» Problem details: In the entries below, change each occurrence of "city-dot-icon" to "city-point-icon" and reproduce all other text unaltered.

## BEGIN Material shown

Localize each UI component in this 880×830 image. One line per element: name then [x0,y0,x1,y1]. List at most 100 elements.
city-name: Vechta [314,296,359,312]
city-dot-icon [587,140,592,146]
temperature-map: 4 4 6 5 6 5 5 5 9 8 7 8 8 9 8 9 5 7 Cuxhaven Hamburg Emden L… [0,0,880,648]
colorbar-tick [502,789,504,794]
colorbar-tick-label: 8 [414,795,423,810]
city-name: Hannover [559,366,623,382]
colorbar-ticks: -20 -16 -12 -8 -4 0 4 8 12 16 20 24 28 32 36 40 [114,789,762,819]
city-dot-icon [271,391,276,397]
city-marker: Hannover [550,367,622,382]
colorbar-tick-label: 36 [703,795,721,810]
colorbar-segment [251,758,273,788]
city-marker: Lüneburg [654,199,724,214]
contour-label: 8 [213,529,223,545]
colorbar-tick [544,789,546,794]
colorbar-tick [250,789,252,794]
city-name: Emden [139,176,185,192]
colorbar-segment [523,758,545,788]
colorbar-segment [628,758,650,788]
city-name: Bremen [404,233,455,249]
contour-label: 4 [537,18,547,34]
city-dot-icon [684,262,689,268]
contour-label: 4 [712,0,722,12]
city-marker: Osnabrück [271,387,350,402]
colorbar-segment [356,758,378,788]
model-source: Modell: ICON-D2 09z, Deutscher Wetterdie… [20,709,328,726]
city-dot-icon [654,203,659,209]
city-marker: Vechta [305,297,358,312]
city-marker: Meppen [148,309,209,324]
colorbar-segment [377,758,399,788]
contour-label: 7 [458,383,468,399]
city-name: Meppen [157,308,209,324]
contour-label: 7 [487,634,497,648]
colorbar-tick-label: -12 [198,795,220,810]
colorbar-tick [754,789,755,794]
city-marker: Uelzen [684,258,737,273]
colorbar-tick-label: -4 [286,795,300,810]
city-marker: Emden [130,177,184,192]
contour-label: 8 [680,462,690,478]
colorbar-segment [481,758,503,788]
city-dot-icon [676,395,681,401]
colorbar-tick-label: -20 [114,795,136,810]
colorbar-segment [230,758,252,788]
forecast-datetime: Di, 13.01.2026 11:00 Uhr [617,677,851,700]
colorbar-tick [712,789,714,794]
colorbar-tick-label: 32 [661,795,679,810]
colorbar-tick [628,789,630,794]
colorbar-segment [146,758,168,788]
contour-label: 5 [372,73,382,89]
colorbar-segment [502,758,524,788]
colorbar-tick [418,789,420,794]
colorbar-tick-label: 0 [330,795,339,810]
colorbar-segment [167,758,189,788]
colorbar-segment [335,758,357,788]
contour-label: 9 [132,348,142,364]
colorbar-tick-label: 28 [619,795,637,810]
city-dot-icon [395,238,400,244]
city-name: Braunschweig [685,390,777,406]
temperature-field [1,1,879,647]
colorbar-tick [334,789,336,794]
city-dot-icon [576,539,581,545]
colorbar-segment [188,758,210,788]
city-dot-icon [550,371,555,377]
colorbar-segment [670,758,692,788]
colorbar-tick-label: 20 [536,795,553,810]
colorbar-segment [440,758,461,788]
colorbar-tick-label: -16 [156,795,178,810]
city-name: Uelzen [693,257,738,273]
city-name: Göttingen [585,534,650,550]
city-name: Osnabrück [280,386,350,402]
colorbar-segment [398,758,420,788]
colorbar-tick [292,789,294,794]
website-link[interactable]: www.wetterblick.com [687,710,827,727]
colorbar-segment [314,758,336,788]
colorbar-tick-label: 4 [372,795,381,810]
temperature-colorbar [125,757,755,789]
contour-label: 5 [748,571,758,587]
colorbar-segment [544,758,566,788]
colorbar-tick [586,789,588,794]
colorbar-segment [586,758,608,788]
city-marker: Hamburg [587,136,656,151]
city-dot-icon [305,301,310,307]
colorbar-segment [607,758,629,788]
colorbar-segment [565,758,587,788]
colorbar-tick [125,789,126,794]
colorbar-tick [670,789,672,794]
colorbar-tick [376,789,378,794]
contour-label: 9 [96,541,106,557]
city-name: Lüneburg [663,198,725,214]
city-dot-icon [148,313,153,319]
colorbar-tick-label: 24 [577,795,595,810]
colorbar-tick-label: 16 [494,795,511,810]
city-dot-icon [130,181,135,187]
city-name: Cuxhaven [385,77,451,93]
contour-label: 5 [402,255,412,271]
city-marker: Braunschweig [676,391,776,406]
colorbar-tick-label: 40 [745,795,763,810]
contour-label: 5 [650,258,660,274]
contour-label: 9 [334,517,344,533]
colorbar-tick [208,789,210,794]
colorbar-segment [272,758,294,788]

## END Material shown

» Exercise output:
Localize each UI component in this 880×830 image. One line per element: name then [x0,y0,x1,y1]. List at most 100 elements.
city-name: Vechta [314,296,359,312]
city-point-icon [587,140,592,146]
temperature-map: 4 4 6 5 6 5 5 5 9 8 7 8 8 9 8 9 5 7 Cuxhaven Hamburg Emden L… [0,0,880,648]
colorbar-tick [502,789,504,794]
colorbar-tick-label: 8 [414,795,423,810]
city-name: Hannover [559,366,623,382]
colorbar-ticks: -20 -16 -12 -8 -4 0 4 8 12 16 20 24 28 32 36 40 [114,789,762,819]
city-point-icon [271,391,276,397]
city-marker: Hannover [550,367,622,382]
colorbar-tick-label: 36 [703,795,721,810]
colorbar-segment [251,758,273,788]
city-marker: Lüneburg [654,199,724,214]
contour-label: 8 [213,529,223,545]
colorbar-tick [544,789,546,794]
colorbar-tick [250,789,252,794]
city-name: Emden [139,176,185,192]
colorbar-segment [523,758,545,788]
colorbar-segment [628,758,650,788]
city-name: Bremen [404,233,455,249]
contour-label: 4 [537,18,547,34]
city-point-icon [684,262,689,268]
contour-label: 4 [712,0,722,12]
city-marker: Osnabrück [271,387,350,402]
colorbar-segment [356,758,378,788]
model-source: Modell: ICON-D2 09z, Deutscher Wetterdie… [20,709,328,726]
city-point-icon [654,203,659,209]
city-marker: Vechta [305,297,358,312]
city-marker: Meppen [148,309,209,324]
colorbar-segment [377,758,399,788]
contour-label: 7 [458,383,468,399]
city-name: Meppen [157,308,209,324]
contour-label: 7 [487,634,497,648]
colorbar-tick-label: -12 [198,795,220,810]
colorbar-tick [754,789,755,794]
city-marker: Uelzen [684,258,737,273]
colorbar-tick-label: -4 [286,795,300,810]
city-marker: Emden [130,177,184,192]
contour-label: 8 [680,462,690,478]
colorbar-segment [481,758,503,788]
city-point-icon [676,395,681,401]
colorbar-tick-label: -20 [114,795,136,810]
colorbar-segment [230,758,252,788]
forecast-datetime: Di, 13.01.2026 11:00 Uhr [617,677,851,700]
colorbar-tick [712,789,714,794]
colorbar-tick-label: 32 [661,795,679,810]
colorbar-tick [628,789,630,794]
colorbar-segment [146,758,168,788]
contour-label: 5 [372,73,382,89]
colorbar-segment [502,758,524,788]
colorbar-tick [418,789,420,794]
colorbar-tick-label: 0 [330,795,339,810]
colorbar-segment [167,758,189,788]
colorbar-segment [335,758,357,788]
contour-label: 9 [132,348,142,364]
colorbar-tick-label: 28 [619,795,637,810]
city-point-icon [395,238,400,244]
city-name: Braunschweig [685,390,777,406]
temperature-field [1,1,879,647]
colorbar-tick [334,789,336,794]
city-point-icon [576,539,581,545]
colorbar-segment [188,758,210,788]
city-point-icon [550,371,555,377]
colorbar-segment [670,758,692,788]
colorbar-tick-label: 20 [536,795,553,810]
colorbar-segment [440,758,461,788]
colorbar-tick-label: -16 [156,795,178,810]
city-name: Uelzen [693,257,738,273]
city-name: Göttingen [585,534,650,550]
city-name: Osnabrück [280,386,350,402]
colorbar-segment [398,758,420,788]
colorbar-tick [292,789,294,794]
website-link[interactable]: www.wetterblick.com [687,710,827,727]
colorbar-segment [314,758,336,788]
colorbar-tick-label: 4 [372,795,381,810]
temperature-colorbar [125,757,755,789]
contour-label: 5 [748,571,758,587]
colorbar-segment [544,758,566,788]
colorbar-tick [586,789,588,794]
colorbar-segment [586,758,608,788]
city-marker: Hamburg [587,136,656,151]
city-point-icon [305,301,310,307]
colorbar-segment [607,758,629,788]
colorbar-segment [565,758,587,788]
colorbar-tick [125,789,126,794]
colorbar-tick [670,789,672,794]
colorbar-tick [376,789,378,794]
contour-label: 9 [96,541,106,557]
city-name: Lüneburg [663,198,725,214]
city-point-icon [148,313,153,319]
colorbar-tick-label: 24 [577,795,595,810]
colorbar-tick-label: 16 [494,795,511,810]
city-point-icon [130,181,135,187]
city-name: Cuxhaven [385,77,451,93]
contour-label: 5 [402,255,412,271]
city-marker: Braunschweig [676,391,776,406]
colorbar-tick-label: 40 [745,795,763,810]
contour-label: 5 [650,258,660,274]
contour-label: 9 [334,517,344,533]
colorbar-tick [208,789,210,794]
colorbar-segment [272,758,294,788]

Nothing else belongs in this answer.